Items listed in a dataset =
★ ★ ★ ★ ★
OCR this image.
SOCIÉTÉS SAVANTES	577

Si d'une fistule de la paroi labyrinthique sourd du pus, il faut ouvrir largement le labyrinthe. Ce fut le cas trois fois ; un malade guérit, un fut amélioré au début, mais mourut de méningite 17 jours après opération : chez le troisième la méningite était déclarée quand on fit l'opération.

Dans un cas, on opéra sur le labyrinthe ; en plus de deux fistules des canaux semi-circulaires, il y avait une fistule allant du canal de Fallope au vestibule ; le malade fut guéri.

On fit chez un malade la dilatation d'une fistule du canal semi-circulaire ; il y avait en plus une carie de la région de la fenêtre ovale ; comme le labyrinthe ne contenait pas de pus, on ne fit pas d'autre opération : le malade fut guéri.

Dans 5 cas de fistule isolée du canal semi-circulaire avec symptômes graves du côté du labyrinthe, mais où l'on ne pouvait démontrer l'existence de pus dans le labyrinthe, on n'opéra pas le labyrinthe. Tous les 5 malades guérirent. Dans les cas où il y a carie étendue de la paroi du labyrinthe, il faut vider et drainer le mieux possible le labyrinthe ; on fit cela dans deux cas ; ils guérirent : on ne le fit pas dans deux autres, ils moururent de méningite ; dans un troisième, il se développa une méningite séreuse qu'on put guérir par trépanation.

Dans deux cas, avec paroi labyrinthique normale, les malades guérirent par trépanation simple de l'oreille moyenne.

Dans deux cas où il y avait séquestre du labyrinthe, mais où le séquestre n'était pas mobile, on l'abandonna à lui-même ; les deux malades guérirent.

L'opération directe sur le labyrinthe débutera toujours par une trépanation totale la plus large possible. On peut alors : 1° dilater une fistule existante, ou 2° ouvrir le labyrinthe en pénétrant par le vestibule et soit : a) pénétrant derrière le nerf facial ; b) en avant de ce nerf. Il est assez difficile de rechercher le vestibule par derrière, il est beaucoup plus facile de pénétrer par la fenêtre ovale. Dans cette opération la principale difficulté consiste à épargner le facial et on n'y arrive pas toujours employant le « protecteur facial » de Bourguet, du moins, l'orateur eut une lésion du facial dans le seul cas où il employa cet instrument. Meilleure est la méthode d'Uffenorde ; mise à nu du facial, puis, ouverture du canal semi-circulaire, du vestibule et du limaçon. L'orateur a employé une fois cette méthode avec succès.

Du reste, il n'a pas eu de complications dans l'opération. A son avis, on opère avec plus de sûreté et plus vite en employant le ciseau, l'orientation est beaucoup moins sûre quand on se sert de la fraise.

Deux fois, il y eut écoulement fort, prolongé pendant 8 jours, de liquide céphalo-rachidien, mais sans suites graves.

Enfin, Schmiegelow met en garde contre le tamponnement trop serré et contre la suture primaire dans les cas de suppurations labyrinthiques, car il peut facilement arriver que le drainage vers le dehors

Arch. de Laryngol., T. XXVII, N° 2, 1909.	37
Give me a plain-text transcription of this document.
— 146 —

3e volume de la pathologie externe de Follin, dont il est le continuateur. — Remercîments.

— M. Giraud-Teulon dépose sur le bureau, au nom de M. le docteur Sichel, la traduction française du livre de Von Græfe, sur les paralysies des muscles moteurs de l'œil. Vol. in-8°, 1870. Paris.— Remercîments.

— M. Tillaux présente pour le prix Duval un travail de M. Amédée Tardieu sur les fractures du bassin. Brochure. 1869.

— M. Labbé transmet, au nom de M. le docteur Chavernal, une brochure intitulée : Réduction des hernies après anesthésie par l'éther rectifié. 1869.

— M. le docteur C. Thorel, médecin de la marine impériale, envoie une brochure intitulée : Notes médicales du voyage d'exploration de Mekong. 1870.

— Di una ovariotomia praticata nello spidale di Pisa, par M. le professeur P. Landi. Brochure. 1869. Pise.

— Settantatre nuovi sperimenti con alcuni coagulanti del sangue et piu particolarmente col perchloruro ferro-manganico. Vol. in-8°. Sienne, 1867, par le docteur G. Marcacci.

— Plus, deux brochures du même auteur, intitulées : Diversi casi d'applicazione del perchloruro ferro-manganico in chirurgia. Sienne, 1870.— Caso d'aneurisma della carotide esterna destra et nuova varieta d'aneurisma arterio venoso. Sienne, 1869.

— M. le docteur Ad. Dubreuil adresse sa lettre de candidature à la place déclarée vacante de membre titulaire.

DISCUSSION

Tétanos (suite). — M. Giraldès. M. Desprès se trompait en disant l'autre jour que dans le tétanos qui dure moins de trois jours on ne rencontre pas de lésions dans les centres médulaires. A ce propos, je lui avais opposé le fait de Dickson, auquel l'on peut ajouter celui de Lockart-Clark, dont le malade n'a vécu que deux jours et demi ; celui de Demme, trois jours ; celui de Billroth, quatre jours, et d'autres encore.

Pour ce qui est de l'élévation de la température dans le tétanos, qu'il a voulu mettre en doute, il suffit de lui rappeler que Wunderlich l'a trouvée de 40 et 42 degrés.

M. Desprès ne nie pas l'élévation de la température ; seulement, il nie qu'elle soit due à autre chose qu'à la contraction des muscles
★ ★ ★ ★ ★
Work to complete =
Output the whole listing above again, word for word.

The result =
OCR this image.
SOCIÉTÉS SAVANTES	577

Si d'une fistule de la paroi labyrinthique sourd du pus, il faut ouvrir largement le labyrinthe. Ce fut le cas trois fois ; un malade guérit, un fut amélioré au début, mais mourut de méningite 17 jours après opération : chez le troisième la méningite était déclarée quand on fit l'opération.

Dans un cas, on opéra sur le labyrinthe ; en plus de deux fistules des canaux semi-circulaires, il y avait une fistule allant du canal de Fallope au vestibule ; le malade fut guéri.

On fit chez un malade la dilatation d'une fistule du canal semi-circulaire ; il y avait en plus une carie de la région de la fenêtre ovale ; comme le labyrinthe ne contenait pas de pus, on ne fit pas d'autre opération : le malade fut guéri.

Dans 5 cas de fistule isolée du canal semi-circulaire avec symptômes graves du côté du labyrinthe, mais où l'on ne pouvait démontrer l'existence de pus dans le labyrinthe, on n'opéra pas le labyrinthe. Tous les 5 malades guérirent. Dans les cas où il y a carie étendue de la paroi du labyrinthe, il faut vider et drainer le mieux possible le labyrinthe ; on fit cela dans deux cas ; ils guérirent : on ne le fit pas dans deux autres, ils moururent de méningite ; dans un troisième, il se développa une méningite séreuse qu'on put guérir par trépanation.

Dans deux cas, avec paroi labyrinthique normale, les malades guérirent par trépanation simple de l'oreille moyenne.

Dans deux cas où il y avait séquestre du labyrinthe, mais où le séquestre n'était pas mobile, on l'abandonna à lui-même ; les deux malades guérirent.

L'opération directe sur le labyrinthe débutera toujours par une trépanation totale la plus large possible. On peut alors : 1° dilater une fistule existante, ou 2° ouvrir le labyrinthe en pénétrant par le vestibule et soit : a) pénétrant derrière le nerf facial ; b) en avant de ce nerf. Il est assez difficile de rechercher le vestibule par derrière, il est beaucoup plus facile de pénétrer par la fenêtre ovale. Dans cette opération la principale difficulté consiste à épargner le facial et on n'y arrive pas toujours employant le « protecteur facial » de Bourguet, du moins, l'orateur eut une lésion du facial dans le seul cas où il employa cet instrument. Meilleure est la méthode d'Uffenorde ; mise à nu du facial, puis, ouverture du canal semi-circulaire, du vestibule et du limaçon. L'orateur a employé une fois cette méthode avec succès.

Du reste, il n'a pas eu de complications dans l'opération. A son avis, on opère avec plus de sûreté et plus vite en employant le ciseau, l'orientation est beaucoup moins sûre quand on se sert de la fraise.

Deux fois, il y eut écoulement fort, prolongé pendant 8 jours, de liquide céphalo-rachidien, mais sans suites graves.

Enfin, Schmiegelow met en garde contre le tamponnement trop serré et contre la suture primaire dans les cas de suppurations labyrinthiques, car il peut facilement arriver que le drainage vers le dehors

Arch. de Laryngol., T. XXVII, N° 2, 1909.	37
Give me a plain-text transcription of this document.
— 146 —

3e volume de la pathologie externe de Follin, dont il est le continuateur. — Remercîments.

— M. Giraud-Teulon dépose sur le bureau, au nom de M. le docteur Sichel, la traduction française du livre de Von Græfe, sur les paralysies des muscles moteurs de l'œil. Vol. in-8°, 1870. Paris.— Remercîments.

— M. Tillaux présente pour le prix Duval un travail de M. Amédée Tardieu sur les fractures du bassin. Brochure. 1869.

— M. Labbé transmet, au nom de M. le docteur Chavernal, une brochure intitulée : Réduction des hernies après anesthésie par l'éther rectifié. 1869.

— M. le docteur C. Thorel, médecin de la marine impériale, envoie une brochure intitulée : Notes médicales du voyage d'exploration de Mekong. 1870.

— Di una ovariotomia praticata nello spidale di Pisa, par M. le professeur P. Landi. Brochure. 1869. Pise.

— Settantatre nuovi sperimenti con alcuni coagulanti del sangue et piu particolarmente col perchloruro ferro-manganico. Vol. in-8°. Sienne, 1867, par le docteur G. Marcacci.

— Plus, deux brochures du même auteur, intitulées : Diversi casi d'applicazione del perchloruro ferro-manganico in chirurgia. Sienne, 1870.— Caso d'aneurisma della carotide esterna destra et nuova varieta d'aneurisma arterio venoso. Sienne, 1869.

— M. le docteur Ad. Dubreuil adresse sa lettre de candidature à la place déclarée vacante de membre titulaire.

DISCUSSION

Tétanos (suite). — M. Giraldès. M. Desprès se trompait en disant l'autre jour que dans le tétanos qui dure moins de trois jours on ne rencontre pas de lésions dans les centres médulaires. A ce propos, je lui avais opposé le fait de Dickson, auquel l'on peut ajouter celui de Lockart-Clark, dont le malade n'a vécu que deux jours et demi ; celui de Demme, trois jours ; celui de Billroth, quatre jours, et d'autres encore.

Pour ce qui est de l'élévation de la température dans le tétanos, qu'il a voulu mettre en doute, il suffit de lui rappeler que Wunderlich l'a trouvée de 40 et 42 degrés.

M. Desprès ne nie pas l'élévation de la température ; seulement, il nie qu'elle soit due à autre chose qu'à la contraction des muscles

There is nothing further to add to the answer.